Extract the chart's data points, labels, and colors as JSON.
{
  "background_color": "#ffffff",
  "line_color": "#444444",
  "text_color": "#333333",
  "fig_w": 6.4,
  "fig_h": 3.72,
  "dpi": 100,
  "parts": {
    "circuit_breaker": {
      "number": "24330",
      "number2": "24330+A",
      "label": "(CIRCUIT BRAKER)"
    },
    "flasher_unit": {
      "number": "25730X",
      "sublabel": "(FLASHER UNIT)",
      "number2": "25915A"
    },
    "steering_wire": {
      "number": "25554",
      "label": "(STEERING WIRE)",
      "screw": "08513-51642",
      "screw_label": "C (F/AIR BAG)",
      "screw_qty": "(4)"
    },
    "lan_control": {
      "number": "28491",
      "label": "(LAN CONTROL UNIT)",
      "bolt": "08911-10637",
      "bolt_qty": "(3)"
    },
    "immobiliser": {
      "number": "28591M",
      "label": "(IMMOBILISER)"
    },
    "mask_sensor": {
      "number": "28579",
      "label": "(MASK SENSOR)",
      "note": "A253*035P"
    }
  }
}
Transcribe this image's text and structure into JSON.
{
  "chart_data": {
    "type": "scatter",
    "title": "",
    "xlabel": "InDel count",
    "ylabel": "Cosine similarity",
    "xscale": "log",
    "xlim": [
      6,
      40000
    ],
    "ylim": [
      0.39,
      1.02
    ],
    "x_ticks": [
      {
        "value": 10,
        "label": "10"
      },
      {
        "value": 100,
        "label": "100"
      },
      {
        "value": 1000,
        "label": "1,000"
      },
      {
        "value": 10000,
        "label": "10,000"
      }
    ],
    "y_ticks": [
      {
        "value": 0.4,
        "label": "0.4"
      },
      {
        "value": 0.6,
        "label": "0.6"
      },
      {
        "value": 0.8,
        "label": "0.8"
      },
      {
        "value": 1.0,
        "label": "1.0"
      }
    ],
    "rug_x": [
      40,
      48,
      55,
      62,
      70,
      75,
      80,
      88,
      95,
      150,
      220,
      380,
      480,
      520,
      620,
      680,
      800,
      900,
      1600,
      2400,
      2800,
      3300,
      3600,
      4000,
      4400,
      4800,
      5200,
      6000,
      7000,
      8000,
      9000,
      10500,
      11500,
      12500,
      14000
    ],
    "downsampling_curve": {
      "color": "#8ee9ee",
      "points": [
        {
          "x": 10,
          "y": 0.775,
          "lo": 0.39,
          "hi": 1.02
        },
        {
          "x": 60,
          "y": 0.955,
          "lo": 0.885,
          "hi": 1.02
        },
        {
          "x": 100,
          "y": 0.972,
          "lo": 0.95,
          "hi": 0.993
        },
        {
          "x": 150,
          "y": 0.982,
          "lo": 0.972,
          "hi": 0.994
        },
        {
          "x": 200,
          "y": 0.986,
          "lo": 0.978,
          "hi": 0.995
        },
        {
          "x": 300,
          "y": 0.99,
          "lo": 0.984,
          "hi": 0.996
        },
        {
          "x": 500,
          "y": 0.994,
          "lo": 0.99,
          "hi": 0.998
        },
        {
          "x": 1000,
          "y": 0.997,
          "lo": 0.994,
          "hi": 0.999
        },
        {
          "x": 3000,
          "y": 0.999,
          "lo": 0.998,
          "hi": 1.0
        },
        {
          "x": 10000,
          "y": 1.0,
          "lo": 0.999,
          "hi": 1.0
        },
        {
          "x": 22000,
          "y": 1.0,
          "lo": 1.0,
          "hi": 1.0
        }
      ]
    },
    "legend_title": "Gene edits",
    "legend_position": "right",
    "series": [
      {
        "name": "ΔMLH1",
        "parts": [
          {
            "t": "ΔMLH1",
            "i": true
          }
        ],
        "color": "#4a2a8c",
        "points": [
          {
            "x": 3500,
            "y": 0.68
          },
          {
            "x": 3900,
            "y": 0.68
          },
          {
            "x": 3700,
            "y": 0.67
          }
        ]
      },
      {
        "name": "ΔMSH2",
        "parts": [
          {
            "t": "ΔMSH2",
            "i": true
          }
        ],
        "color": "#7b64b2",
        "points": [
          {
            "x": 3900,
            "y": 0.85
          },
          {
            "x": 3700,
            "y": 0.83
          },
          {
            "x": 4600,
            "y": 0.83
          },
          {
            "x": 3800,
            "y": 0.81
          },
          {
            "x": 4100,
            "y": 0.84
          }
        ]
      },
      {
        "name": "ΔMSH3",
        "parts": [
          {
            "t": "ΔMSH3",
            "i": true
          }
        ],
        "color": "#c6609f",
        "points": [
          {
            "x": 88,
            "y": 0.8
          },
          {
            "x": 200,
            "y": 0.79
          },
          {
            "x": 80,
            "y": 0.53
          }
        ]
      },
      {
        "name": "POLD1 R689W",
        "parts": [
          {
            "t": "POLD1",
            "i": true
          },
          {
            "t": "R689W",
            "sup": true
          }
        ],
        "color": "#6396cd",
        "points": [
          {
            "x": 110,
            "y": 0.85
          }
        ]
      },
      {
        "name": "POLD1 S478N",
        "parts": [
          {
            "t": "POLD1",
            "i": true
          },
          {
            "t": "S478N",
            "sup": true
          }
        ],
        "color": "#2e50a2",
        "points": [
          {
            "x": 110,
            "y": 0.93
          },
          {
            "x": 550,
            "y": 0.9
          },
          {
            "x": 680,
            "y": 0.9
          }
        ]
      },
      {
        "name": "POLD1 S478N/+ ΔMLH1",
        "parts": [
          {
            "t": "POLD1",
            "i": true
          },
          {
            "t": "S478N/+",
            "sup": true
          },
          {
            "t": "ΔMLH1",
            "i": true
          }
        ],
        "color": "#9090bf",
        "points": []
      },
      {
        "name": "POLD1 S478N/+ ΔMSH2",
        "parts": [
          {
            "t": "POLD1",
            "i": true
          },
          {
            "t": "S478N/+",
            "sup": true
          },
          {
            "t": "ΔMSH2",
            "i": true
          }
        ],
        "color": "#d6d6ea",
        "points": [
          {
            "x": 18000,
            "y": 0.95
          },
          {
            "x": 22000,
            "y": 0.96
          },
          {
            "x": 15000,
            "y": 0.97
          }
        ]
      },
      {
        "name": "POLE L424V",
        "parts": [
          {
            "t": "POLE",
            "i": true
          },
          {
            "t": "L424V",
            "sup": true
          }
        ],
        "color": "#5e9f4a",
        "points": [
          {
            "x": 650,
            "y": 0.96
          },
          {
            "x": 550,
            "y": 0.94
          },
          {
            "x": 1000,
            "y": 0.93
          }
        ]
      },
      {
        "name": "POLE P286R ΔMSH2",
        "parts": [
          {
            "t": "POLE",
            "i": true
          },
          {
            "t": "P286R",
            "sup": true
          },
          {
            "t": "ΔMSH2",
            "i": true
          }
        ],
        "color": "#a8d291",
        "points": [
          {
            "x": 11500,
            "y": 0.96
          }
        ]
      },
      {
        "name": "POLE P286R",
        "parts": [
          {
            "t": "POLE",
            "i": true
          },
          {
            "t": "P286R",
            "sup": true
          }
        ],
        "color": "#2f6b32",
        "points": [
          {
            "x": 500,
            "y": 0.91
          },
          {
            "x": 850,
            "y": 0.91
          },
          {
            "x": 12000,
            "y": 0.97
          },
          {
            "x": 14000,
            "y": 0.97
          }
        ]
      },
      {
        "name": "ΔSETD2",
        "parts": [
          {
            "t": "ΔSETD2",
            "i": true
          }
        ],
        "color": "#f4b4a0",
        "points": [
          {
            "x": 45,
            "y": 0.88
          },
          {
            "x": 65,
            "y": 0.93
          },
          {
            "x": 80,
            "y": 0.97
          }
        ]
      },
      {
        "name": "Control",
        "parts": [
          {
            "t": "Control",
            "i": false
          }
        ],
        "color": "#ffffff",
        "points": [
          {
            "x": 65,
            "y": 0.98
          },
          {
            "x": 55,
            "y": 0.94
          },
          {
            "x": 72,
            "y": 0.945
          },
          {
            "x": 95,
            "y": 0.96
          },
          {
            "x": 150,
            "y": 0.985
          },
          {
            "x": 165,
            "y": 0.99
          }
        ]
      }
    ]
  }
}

----------------------------------------

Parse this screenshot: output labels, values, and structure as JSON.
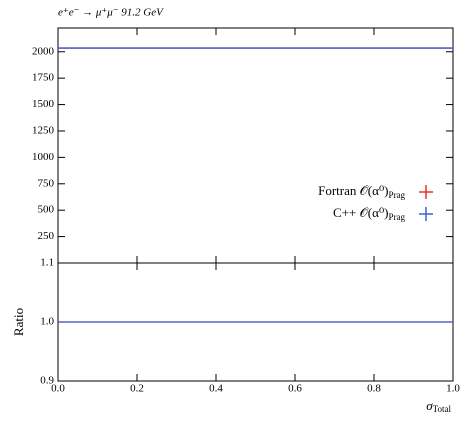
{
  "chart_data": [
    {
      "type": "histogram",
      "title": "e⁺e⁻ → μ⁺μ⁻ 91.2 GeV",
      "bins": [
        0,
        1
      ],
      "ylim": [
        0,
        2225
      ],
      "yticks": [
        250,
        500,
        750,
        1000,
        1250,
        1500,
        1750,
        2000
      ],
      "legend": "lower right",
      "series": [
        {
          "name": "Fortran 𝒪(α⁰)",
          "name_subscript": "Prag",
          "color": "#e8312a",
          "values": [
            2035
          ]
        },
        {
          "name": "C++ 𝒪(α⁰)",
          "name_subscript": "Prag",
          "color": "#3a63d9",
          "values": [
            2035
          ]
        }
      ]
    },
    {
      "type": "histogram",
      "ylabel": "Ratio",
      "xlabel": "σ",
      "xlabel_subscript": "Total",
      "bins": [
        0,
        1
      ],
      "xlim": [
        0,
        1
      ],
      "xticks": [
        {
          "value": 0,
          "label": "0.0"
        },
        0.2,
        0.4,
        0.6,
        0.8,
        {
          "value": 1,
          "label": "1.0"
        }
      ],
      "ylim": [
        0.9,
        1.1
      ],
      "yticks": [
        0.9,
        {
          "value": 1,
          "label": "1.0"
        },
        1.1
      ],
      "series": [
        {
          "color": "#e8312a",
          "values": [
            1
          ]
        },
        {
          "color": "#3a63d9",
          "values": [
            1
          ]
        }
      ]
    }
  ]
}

----------------------------------------

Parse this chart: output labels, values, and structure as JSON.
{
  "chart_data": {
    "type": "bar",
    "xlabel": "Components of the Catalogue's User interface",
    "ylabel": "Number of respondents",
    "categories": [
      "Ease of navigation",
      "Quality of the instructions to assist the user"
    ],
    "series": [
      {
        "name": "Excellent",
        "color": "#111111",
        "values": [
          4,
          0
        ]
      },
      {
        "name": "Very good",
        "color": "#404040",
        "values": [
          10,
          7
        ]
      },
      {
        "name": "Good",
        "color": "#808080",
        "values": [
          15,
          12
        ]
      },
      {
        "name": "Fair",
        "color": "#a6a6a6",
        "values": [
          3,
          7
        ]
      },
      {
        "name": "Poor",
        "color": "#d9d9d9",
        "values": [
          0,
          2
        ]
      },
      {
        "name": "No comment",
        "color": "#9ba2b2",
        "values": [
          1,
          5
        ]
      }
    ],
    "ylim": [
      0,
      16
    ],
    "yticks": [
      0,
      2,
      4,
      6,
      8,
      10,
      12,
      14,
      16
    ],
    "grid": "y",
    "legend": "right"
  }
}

----------------------------------------

Stated task: Count each line of the entries that holds the word "structure", then state the total and nothing more.

Final result: 3